*EXERCISE DETAILS*. Scan the lines below for the word "ylabel". Copy each line you find it in.

*MATERIAL PROVIDED*.
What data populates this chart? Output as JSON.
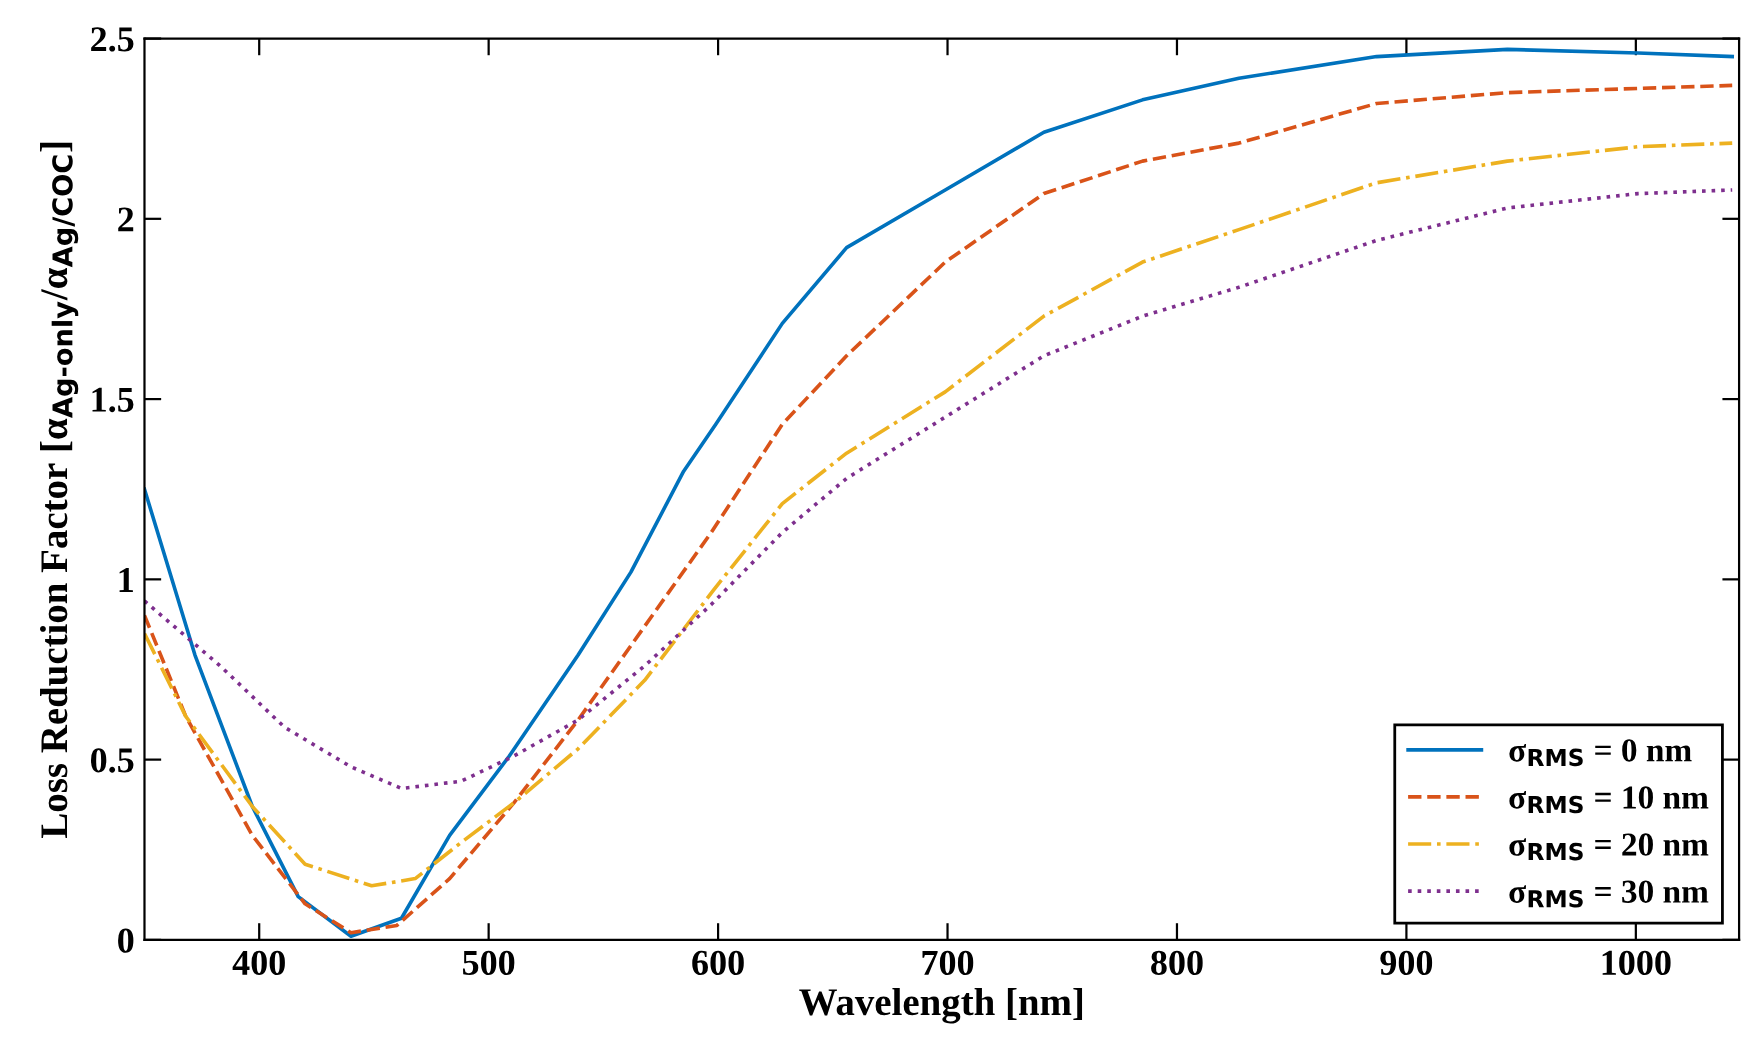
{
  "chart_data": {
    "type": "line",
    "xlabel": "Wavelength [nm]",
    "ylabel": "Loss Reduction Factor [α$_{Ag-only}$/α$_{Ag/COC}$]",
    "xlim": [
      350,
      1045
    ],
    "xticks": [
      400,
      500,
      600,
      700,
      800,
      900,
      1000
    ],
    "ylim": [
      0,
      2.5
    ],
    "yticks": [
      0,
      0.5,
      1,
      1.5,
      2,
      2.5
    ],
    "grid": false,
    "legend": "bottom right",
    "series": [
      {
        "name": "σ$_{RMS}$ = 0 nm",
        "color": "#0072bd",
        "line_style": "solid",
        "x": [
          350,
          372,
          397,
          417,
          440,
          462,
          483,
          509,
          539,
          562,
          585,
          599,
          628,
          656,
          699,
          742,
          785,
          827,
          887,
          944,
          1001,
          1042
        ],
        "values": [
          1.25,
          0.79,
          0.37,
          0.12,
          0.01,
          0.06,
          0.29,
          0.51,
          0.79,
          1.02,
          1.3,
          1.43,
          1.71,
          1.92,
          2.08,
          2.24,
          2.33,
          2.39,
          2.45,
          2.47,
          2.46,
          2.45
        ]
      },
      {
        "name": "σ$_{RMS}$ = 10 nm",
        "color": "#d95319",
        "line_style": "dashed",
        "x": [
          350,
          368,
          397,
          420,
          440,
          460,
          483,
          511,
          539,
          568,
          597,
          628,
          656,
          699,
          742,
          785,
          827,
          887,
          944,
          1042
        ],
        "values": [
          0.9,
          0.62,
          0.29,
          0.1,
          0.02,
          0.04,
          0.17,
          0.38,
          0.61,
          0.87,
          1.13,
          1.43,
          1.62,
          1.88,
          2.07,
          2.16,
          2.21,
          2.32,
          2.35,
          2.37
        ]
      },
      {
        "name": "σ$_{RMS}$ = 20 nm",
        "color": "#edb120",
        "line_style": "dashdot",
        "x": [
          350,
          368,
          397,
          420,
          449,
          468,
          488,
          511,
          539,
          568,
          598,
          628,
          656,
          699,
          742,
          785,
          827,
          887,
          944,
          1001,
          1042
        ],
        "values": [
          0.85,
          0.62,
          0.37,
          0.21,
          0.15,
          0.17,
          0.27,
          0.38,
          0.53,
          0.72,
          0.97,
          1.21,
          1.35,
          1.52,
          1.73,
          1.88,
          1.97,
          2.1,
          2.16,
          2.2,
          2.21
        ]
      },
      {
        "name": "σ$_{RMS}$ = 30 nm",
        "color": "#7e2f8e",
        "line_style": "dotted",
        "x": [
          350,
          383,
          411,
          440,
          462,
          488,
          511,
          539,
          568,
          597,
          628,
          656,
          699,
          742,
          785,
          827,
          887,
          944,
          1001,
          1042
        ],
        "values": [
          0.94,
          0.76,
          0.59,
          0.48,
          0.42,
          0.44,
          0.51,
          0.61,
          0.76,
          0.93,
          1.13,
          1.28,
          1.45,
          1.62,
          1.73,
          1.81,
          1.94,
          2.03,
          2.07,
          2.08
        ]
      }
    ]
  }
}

--

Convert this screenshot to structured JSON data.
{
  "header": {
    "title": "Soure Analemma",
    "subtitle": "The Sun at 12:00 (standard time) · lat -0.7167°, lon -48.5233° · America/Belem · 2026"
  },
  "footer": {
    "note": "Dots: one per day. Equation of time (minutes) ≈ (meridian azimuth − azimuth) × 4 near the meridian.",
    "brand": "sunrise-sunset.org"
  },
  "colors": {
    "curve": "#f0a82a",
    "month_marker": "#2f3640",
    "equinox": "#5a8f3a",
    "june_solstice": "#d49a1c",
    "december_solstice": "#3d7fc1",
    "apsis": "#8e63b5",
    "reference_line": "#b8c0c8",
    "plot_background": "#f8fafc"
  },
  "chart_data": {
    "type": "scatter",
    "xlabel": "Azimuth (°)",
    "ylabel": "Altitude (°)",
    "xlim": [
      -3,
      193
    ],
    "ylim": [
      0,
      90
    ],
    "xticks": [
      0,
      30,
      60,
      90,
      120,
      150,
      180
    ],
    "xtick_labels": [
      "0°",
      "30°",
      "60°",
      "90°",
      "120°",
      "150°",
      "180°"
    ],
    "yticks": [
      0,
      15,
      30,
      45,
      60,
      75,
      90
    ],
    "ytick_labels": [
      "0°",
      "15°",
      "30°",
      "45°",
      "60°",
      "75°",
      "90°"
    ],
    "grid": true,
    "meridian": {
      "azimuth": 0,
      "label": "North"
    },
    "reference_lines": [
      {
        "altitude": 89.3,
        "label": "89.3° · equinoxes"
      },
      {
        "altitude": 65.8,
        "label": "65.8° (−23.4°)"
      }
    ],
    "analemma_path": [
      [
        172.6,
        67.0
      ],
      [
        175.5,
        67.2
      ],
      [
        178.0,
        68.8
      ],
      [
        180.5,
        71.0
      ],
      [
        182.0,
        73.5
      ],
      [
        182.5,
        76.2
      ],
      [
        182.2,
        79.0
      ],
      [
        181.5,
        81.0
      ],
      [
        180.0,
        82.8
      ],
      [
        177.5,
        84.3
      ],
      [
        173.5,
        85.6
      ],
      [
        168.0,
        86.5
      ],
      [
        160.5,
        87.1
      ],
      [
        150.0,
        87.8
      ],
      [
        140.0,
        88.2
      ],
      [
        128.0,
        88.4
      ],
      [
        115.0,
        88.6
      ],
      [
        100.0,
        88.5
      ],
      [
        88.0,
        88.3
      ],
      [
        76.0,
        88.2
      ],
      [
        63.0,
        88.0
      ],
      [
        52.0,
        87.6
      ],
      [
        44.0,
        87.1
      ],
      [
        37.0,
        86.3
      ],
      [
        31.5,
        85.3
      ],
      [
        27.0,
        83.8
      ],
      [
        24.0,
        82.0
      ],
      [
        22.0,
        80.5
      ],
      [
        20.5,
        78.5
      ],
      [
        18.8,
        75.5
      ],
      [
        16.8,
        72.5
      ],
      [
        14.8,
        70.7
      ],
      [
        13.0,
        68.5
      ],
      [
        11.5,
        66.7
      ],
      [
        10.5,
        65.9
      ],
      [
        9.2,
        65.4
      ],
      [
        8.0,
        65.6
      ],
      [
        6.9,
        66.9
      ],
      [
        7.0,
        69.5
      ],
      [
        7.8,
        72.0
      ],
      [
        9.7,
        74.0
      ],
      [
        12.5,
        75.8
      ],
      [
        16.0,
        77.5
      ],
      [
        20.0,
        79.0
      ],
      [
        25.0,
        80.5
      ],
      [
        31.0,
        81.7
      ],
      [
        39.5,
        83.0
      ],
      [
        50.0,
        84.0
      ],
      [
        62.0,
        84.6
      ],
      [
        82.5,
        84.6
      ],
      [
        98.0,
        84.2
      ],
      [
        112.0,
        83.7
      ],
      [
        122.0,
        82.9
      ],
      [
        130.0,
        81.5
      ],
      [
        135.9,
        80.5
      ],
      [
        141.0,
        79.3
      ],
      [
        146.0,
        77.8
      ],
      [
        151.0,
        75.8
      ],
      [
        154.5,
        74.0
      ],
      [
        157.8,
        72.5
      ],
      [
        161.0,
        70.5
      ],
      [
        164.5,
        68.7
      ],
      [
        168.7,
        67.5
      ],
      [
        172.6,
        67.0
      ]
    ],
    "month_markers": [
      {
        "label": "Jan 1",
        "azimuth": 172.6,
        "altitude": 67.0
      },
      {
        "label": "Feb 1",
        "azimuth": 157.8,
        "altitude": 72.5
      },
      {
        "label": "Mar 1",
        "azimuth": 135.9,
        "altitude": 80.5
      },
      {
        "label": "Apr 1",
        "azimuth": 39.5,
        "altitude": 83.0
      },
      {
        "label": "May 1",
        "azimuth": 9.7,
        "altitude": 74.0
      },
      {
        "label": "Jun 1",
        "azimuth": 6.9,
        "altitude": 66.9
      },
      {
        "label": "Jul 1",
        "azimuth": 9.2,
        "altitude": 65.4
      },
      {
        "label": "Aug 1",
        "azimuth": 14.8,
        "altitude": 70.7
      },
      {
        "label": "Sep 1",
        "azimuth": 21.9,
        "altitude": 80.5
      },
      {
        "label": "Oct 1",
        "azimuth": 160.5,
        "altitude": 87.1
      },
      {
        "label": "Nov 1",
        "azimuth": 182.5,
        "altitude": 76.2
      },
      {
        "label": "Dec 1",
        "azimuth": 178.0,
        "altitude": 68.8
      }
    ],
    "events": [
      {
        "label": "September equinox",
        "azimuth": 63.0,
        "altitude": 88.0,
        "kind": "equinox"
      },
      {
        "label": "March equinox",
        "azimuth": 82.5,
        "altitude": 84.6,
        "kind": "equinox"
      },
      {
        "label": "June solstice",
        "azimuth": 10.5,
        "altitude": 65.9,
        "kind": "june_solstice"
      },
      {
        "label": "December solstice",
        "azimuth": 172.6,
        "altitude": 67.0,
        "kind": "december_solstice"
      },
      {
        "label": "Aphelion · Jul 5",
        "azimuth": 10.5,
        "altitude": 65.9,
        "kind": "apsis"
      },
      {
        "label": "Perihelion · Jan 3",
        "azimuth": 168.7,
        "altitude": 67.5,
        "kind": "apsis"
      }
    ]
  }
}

*RESPONSE TO THIS TASK*.
    "ylabel": "Loss Reduction Factor [α$_{Ag-only}$/α$_{Ag/COC}$]",
    "ylabel": "Altitude (°)",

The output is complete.